Stated goal:
Format the entries, from the first one through the line containing "text-line: Bewegung der", as a Markdown table with an Index column numbering each row and a Text column holding the line. Leave out any blank lines.

Data extract:
──────────

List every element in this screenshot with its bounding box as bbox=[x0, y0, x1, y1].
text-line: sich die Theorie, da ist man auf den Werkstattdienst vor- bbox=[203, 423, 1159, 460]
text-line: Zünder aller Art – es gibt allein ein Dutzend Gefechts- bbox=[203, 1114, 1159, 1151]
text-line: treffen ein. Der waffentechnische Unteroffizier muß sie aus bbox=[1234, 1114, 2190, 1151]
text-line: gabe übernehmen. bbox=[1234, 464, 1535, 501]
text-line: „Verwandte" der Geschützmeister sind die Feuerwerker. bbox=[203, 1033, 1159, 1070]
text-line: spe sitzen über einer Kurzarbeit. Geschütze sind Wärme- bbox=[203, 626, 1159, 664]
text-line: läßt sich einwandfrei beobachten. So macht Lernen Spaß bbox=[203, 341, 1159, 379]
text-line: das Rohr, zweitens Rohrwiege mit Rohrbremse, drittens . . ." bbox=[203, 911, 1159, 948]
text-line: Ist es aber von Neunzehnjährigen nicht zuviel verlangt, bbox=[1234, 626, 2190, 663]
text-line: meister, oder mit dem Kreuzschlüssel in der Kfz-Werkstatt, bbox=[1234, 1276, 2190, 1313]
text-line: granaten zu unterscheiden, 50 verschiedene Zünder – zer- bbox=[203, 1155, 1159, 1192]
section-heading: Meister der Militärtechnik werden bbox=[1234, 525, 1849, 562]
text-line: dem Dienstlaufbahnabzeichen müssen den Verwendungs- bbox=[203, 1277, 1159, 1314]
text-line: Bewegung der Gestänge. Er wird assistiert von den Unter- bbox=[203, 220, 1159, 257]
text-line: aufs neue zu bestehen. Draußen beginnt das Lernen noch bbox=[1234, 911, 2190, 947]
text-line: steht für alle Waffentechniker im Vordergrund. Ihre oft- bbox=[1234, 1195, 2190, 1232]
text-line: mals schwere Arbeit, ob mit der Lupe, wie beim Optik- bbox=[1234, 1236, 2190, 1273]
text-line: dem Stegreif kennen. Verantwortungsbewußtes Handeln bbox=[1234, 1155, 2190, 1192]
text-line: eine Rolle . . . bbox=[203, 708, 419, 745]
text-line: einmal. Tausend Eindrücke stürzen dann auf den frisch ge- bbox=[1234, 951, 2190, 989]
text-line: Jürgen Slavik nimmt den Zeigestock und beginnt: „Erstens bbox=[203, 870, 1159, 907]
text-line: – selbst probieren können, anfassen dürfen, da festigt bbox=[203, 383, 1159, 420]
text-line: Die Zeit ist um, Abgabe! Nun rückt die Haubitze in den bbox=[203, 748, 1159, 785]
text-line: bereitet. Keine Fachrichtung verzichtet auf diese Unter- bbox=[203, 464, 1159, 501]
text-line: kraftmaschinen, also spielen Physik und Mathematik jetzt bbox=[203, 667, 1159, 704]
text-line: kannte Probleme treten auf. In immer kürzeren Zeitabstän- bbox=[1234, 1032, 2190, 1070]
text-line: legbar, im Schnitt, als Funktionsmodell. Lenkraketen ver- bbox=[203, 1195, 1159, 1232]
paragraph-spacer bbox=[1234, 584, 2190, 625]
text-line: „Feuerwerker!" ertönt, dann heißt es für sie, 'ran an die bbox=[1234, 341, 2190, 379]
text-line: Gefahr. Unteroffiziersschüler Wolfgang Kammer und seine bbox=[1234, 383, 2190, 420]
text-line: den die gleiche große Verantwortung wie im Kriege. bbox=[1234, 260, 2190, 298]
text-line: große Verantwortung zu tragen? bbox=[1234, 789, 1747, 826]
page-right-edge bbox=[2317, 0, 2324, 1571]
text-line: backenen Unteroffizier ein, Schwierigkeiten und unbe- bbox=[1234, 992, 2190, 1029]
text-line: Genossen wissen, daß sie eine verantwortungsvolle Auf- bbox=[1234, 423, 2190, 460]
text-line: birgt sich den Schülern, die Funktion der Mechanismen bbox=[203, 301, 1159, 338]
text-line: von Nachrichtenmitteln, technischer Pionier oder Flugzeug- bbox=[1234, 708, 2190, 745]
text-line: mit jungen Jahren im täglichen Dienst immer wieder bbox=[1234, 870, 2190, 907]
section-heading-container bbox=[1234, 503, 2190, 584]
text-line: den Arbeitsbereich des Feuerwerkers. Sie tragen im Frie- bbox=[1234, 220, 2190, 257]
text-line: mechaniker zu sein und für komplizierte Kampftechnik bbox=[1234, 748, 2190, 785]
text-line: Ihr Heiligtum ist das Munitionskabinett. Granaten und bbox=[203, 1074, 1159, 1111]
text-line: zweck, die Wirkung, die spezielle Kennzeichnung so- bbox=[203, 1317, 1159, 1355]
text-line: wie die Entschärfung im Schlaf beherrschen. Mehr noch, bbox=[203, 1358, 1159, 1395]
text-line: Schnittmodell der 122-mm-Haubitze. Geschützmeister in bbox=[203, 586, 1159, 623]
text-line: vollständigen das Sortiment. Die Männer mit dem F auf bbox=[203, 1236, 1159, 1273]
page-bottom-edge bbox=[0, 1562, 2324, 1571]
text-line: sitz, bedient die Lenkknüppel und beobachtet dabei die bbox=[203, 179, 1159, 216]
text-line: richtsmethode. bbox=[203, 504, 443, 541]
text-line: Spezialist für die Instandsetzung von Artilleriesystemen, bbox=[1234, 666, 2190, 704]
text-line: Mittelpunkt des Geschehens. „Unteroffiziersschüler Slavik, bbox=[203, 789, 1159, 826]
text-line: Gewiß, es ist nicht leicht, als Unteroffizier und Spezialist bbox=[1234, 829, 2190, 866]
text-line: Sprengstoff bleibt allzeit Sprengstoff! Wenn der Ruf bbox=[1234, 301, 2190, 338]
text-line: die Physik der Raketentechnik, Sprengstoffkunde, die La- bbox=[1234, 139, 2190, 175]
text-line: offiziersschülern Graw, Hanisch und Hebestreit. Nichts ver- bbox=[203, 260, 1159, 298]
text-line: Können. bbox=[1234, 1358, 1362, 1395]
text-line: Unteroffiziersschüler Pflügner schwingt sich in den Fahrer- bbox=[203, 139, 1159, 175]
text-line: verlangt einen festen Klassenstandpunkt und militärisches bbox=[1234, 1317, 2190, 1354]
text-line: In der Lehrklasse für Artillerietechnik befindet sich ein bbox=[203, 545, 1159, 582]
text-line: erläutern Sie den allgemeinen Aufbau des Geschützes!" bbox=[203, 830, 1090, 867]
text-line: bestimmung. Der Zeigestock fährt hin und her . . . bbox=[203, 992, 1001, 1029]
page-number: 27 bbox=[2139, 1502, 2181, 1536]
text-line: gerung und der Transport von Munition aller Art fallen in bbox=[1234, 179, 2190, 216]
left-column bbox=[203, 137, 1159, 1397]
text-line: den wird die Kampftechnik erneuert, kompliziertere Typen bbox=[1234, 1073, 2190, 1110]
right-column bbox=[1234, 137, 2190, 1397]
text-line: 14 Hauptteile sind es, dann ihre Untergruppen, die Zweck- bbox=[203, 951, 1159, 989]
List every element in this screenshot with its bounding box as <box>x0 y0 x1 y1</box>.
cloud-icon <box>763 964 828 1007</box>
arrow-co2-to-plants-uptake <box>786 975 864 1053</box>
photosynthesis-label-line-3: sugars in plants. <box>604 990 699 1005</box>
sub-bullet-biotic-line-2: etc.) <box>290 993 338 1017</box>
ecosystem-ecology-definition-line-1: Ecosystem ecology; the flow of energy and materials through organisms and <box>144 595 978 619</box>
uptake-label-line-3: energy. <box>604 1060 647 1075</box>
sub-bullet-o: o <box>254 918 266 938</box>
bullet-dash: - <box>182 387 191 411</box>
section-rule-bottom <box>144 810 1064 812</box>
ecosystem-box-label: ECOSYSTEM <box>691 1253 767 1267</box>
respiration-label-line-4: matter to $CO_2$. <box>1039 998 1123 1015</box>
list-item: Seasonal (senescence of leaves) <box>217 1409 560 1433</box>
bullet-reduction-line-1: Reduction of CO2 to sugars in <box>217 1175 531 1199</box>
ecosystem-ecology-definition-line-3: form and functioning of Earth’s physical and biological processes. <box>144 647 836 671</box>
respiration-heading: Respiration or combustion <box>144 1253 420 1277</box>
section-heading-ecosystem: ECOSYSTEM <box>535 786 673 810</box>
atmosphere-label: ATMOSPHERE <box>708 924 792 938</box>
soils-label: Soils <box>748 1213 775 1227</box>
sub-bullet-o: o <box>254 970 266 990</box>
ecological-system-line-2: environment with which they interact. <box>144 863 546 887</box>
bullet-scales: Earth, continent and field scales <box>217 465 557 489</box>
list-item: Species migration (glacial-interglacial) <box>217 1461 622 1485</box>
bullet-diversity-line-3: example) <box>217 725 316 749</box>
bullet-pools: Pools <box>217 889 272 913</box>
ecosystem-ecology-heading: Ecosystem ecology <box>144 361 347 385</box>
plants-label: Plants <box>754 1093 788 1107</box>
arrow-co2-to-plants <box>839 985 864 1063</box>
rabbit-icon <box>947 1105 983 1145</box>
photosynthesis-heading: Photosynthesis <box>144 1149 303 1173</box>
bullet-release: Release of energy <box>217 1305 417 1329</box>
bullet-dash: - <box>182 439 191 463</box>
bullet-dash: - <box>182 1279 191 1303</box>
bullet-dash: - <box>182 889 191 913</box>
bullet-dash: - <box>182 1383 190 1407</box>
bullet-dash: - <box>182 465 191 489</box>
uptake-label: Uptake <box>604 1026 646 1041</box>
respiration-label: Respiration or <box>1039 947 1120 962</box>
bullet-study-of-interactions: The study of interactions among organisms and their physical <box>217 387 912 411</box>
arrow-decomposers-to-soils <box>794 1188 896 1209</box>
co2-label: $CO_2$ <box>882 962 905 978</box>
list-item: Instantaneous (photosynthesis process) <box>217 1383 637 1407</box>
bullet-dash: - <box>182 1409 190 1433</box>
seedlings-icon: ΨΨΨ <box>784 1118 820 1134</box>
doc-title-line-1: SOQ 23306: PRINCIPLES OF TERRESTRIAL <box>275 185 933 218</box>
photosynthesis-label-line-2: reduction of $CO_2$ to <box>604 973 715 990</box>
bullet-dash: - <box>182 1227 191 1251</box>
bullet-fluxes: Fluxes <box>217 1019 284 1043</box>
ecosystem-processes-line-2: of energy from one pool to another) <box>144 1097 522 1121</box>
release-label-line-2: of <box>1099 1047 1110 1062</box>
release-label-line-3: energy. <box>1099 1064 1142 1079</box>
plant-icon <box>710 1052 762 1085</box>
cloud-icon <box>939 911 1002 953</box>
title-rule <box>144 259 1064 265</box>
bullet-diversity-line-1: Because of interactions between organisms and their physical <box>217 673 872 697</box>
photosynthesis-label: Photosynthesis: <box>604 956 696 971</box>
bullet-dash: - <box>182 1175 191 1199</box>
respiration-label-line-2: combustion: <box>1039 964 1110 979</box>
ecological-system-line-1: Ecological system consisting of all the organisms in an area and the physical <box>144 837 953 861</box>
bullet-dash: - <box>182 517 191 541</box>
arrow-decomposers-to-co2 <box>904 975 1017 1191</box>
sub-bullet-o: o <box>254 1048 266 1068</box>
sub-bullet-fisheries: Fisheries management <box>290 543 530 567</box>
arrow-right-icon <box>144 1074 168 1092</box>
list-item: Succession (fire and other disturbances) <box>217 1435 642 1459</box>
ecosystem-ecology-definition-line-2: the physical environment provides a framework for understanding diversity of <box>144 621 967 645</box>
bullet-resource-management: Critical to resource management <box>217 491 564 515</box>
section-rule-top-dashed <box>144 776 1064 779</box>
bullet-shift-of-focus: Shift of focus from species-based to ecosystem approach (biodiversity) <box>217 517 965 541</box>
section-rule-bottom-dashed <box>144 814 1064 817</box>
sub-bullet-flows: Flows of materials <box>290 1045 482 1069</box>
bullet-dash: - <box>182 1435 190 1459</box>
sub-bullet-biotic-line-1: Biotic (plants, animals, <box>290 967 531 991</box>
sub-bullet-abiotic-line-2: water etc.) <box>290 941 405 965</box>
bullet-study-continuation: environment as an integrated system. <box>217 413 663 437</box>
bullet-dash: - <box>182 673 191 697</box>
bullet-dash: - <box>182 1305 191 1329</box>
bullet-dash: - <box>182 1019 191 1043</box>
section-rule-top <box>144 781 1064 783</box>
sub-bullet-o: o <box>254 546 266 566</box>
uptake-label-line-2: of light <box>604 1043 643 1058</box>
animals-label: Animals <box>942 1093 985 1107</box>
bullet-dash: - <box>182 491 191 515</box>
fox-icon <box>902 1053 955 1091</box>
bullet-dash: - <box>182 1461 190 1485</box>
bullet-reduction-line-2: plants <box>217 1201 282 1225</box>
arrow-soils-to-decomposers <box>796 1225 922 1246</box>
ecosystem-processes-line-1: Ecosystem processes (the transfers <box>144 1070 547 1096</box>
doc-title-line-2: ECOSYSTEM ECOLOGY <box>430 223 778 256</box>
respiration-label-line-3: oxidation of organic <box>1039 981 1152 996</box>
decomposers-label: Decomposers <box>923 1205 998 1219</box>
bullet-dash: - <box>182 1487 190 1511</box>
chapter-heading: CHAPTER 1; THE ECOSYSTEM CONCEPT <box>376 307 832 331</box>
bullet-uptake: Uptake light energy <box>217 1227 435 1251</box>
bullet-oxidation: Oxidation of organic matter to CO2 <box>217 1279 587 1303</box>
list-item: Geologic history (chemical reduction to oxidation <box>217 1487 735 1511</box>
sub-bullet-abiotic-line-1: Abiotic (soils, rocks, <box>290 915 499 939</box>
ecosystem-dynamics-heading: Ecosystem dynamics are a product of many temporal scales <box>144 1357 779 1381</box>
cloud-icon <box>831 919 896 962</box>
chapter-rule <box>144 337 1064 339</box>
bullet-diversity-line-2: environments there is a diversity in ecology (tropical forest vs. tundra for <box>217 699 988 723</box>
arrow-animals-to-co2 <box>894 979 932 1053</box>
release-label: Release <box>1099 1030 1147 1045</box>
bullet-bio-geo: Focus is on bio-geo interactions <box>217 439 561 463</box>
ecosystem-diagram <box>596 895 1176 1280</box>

──────────

Response to the exercise:
| Index | Text |
|---|---|
| 1 | List every element in this screenshot with its bounding box as bbox=[x0, y0, x1, y1]. |
| 2 | text-line: sich die Theorie, da ist man auf den Werkstattdienst vor- bbox=[203, 423, 1159, 460] |
| 3 | text-line: Zünder aller Art – es gibt allein ein Dutzend Gefechts- bbox=[203, 1114, 1159, 1151] |
| 4 | text-line: treffen ein. Der waffentechnische Unteroffizier muß sie aus bbox=[1234, 1114, 2190, 1151] |
| 5 | text-line: gabe übernehmen. bbox=[1234, 464, 1535, 501] |
| 6 | text-line: „Verwandte" der Geschützmeister sind die Feuerwerker. bbox=[203, 1033, 1159, 1070] |
| 7 | text-line: spe sitzen über einer Kurzarbeit. Geschütze sind Wärme- bbox=[203, 626, 1159, 664] |
| 8 | text-line: läßt sich einwandfrei beobachten. So macht Lernen Spaß bbox=[203, 341, 1159, 379] |
| 9 | text-line: das Rohr, zweitens Rohrwiege mit Rohrbremse, drittens . . ." bbox=[203, 911, 1159, 948] |
| 10 | text-line: Ist es aber von Neunzehnjährigen nicht zuviel verlangt, bbox=[1234, 626, 2190, 663] |
| 11 | text-line: meister, oder mit dem Kreuzschlüssel in der Kfz-Werkstatt, bbox=[1234, 1276, 2190, 1313] |
| 12 | text-line: granaten zu unterscheiden, 50 verschiedene Zünder – zer- bbox=[203, 1155, 1159, 1192] |
| 13 | section-heading: Meister der Militärtechnik werden bbox=[1234, 525, 1849, 562] |
| 14 | text-line: dem Dienstlaufbahnabzeichen müssen den Verwendungs- bbox=[203, 1277, 1159, 1314] |
| 15 | text-line: Bewegung der Gestänge. Er wird assistiert von den Unter- bbox=[203, 220, 1159, 257] |